> OBJECTIVE
Drop every picture, then transcribe the remaining data exactly.
## begin DATA
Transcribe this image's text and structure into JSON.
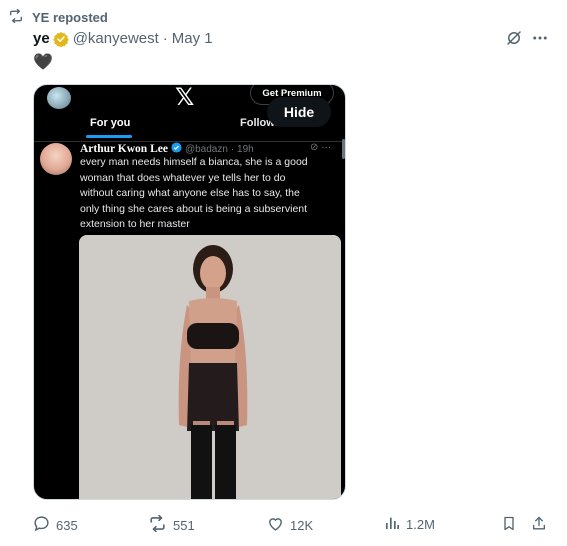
{
  "repost": {
    "label": "YE reposted"
  },
  "tweet": {
    "name": "ye",
    "handle": "@kanyewest",
    "sep": "·",
    "date": "May 1",
    "content_emoji": "🖤"
  },
  "media": {
    "screenshot": {
      "logo": "𝕏",
      "premium_label": "Get Premium",
      "tabs": [
        "For you",
        "Followi"
      ],
      "inner_tweet": {
        "name": "Arthur Kwon Lee",
        "handle": "@badazn",
        "time": "· 19h",
        "text_lines": [
          "every man needs himself a bianca, she is a good",
          "woman that does whatever ye tells her to do",
          "without caring what anyone else has to say, the",
          "only thing she cares about is being a subservient",
          "extension to her master"
        ]
      }
    },
    "hide_label": "Hide"
  },
  "actions": {
    "replies": "635",
    "reposts": "551",
    "likes": "12K",
    "views": "1.2M"
  },
  "colors": {
    "accent": "#1d9bf0",
    "verified_gold": "#e2b719",
    "muted": "#536471"
  }
}
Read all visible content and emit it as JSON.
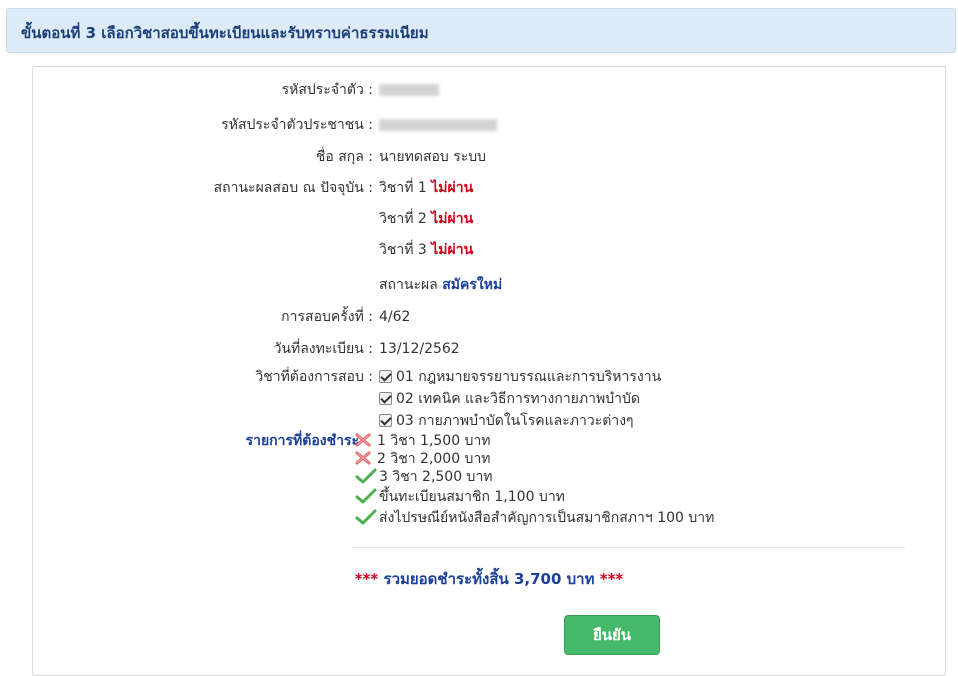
{
  "header": {
    "title": "ขั้นตอนที่ 3 เลือกวิชาสอบขึ้นทะเบียนและรับทราบค่าธรรมเนียม"
  },
  "fields": {
    "student_id_label": "รหัสประจำตัว :",
    "national_id_label": "รหัสประจำตัวประชาชน :",
    "name_label": "ชื่อ สกุล :",
    "name_value": "นายทดสอบ ระบบ",
    "status_label": "สถานะผลสอบ ณ ปัจจุบัน :",
    "subjects_status": [
      {
        "text": "วิชาที่ 1",
        "result": "ไม่ผ่าน"
      },
      {
        "text": "วิชาที่ 2",
        "result": "ไม่ผ่าน"
      },
      {
        "text": "วิชาที่ 3",
        "result": "ไม่ผ่าน"
      }
    ],
    "overall_status_text": "สถานะผล",
    "overall_status_value": "สมัครใหม่",
    "exam_round_label": "การสอบครั้งที่ :",
    "exam_round_value": "4/62",
    "register_date_label": "วันที่ลงทะเบียน :",
    "register_date_value": "13/12/2562",
    "subjects_label": "วิชาที่ต้องการสอบ :",
    "subjects": [
      "01 กฎหมายจรรยาบรรณและการบริหารงาน",
      "02 เทคนิค และวิธีการทางกายภาพบำบัด",
      "03 กายภาพบำบัดในโรคและภาวะต่างๆ"
    ],
    "payment_label": "รายการที่ต้องชำระ",
    "payment_items": [
      {
        "text": "1 วิชา 1,500 บาท",
        "selected": false
      },
      {
        "text": "2 วิชา 2,000 บาท",
        "selected": false
      },
      {
        "text": "3 วิชา 2,500 บาท",
        "selected": true
      },
      {
        "text": "ขึ้นทะเบียนสมาชิก 1,100 บาท",
        "selected": true
      },
      {
        "text": "ส่งไปรษณีย์หนังสือสำคัญการเป็นสมาชิกสภาฯ 100 บาท",
        "selected": true
      }
    ]
  },
  "total": {
    "stars": "***",
    "text": "รวมยอดชำระทั้งสิ้น 3,700 บาท"
  },
  "confirm_label": "ยืนยัน",
  "colors": {
    "fail": "#d0021b",
    "accent": "#1c3f9a",
    "button": "#46b86a",
    "header_bg": "#dcebf6"
  },
  "icons": {
    "unselected": "red-x-icon",
    "selected": "green-check-icon",
    "checkbox": "checked-checkbox-icon"
  }
}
## end DATA
> RESULT OF THIS TASK
Transcribe this image's text and structure into JSON.
{
  "repost": {
    "label": "YE reposted"
  },
  "tweet": {
    "name": "ye",
    "handle": "@kanyewest",
    "sep": "·",
    "date": "May 1",
    "content_emoji": "🖤"
  },
  "media": {
    "screenshot": {
      "logo": "𝕏",
      "premium_label": "Get Premium",
      "tabs": [
        "For you",
        "Followi"
      ],
      "inner_tweet": {
        "name": "Arthur Kwon Lee",
        "handle": "@badazn",
        "time": "· 19h",
        "text_lines": [
          "every man needs himself a bianca, she is a good",
          "woman that does whatever ye tells her to do",
          "without caring what anyone else has to say, the",
          "only thing she cares about is being a subservient",
          "extension to her master"
        ]
      }
    },
    "hide_label": "Hide"
  },
  "actions": {
    "replies": "635",
    "reposts": "551",
    "likes": "12K",
    "views": "1.2M"
  },
  "colors": {
    "accent": "#1d9bf0",
    "verified_gold": "#e2b719",
    "muted": "#536471"
  }
}
Read all visible content and emit it as JSON.
{
  "header": {
    "title": "ขั้นตอนที่ 3 เลือกวิชาสอบขึ้นทะเบียนและรับทราบค่าธรรมเนียม"
  },
  "fields": {
    "student_id_label": "รหัสประจำตัว :",
    "national_id_label": "รหัสประจำตัวประชาชน :",
    "name_label": "ชื่อ สกุล :",
    "name_value": "นายทดสอบ ระบบ",
    "status_label": "สถานะผลสอบ ณ ปัจจุบัน :",
    "subjects_status": [
      {
        "text": "วิชาที่ 1",
        "result": "ไม่ผ่าน"
      },
      {
        "text": "วิชาที่ 2",
        "result": "ไม่ผ่าน"
      },
      {
        "text": "วิชาที่ 3",
        "result": "ไม่ผ่าน"
      }
    ],
    "overall_status_text": "สถานะผล",
    "overall_status_value": "สมัครใหม่",
    "exam_round_label": "การสอบครั้งที่ :",
    "exam_round_value": "4/62",
    "register_date_label": "วันที่ลงทะเบียน :",
    "register_date_value": "13/12/2562",
    "subjects_label": "วิชาที่ต้องการสอบ :",
    "subjects": [
      "01 กฎหมายจรรยาบรรณและการบริหารงาน",
      "02 เทคนิค และวิธีการทางกายภาพบำบัด",
      "03 กายภาพบำบัดในโรคและภาวะต่างๆ"
    ],
    "payment_label": "รายการที่ต้องชำระ",
    "payment_items": [
      {
        "text": "1 วิชา 1,500 บาท",
        "selected": false
      },
      {
        "text": "2 วิชา 2,000 บาท",
        "selected": false
      },
      {
        "text": "3 วิชา 2,500 บาท",
        "selected": true
      },
      {
        "text": "ขึ้นทะเบียนสมาชิก 1,100 บาท",
        "selected": true
      },
      {
        "text": "ส่งไปรษณีย์หนังสือสำคัญการเป็นสมาชิกสภาฯ 100 บาท",
        "selected": true
      }
    ]
  },
  "total": {
    "stars": "***",
    "text": "รวมยอดชำระทั้งสิ้น 3,700 บาท"
  },
  "confirm_label": "ยืนยัน",
  "colors": {
    "fail": "#d0021b",
    "accent": "#1c3f9a",
    "button": "#46b86a",
    "header_bg": "#dcebf6"
  },
  "icons": {
    "unselected": "red-x-icon",
    "selected": "green-check-icon",
    "checkbox": "checked-checkbox-icon"
  }
}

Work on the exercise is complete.